- _Instruction_: Wherever the string "icon" appears, copy the whole line.

= = =

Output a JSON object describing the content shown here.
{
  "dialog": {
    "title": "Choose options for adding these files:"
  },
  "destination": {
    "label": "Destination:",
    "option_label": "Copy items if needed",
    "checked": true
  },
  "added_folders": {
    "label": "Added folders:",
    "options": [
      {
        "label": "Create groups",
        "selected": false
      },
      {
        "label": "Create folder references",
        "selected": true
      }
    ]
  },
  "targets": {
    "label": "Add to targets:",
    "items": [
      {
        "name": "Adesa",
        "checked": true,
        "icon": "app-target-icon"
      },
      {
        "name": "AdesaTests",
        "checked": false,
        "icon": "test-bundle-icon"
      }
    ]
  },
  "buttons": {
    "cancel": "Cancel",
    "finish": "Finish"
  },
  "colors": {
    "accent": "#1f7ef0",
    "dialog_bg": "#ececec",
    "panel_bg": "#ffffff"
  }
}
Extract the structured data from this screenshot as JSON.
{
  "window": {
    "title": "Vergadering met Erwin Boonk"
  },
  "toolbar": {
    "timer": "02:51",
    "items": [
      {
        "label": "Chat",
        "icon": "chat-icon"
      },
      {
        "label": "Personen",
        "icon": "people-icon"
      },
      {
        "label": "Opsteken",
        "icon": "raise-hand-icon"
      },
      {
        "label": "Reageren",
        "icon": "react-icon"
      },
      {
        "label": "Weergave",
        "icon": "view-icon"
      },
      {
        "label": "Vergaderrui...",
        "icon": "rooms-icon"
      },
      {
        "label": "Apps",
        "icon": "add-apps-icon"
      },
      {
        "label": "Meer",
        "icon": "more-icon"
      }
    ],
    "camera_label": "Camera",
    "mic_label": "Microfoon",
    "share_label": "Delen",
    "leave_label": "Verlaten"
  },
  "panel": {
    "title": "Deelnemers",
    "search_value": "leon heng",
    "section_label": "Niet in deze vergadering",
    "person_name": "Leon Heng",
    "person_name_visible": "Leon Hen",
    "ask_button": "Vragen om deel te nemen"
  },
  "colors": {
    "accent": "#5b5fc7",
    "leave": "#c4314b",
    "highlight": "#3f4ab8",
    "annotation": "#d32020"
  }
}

= = =

- _Response to the task_:
        "icon": "app-target-icon"
        "icon": "test-bundle-icon"
        "icon": "chat-icon"
        "icon": "people-icon"
        "icon": "raise-hand-icon"
        "icon": "react-icon"
        "icon": "view-icon"
        "icon": "rooms-icon"
        "icon": "add-apps-icon"
        "icon": "more-icon"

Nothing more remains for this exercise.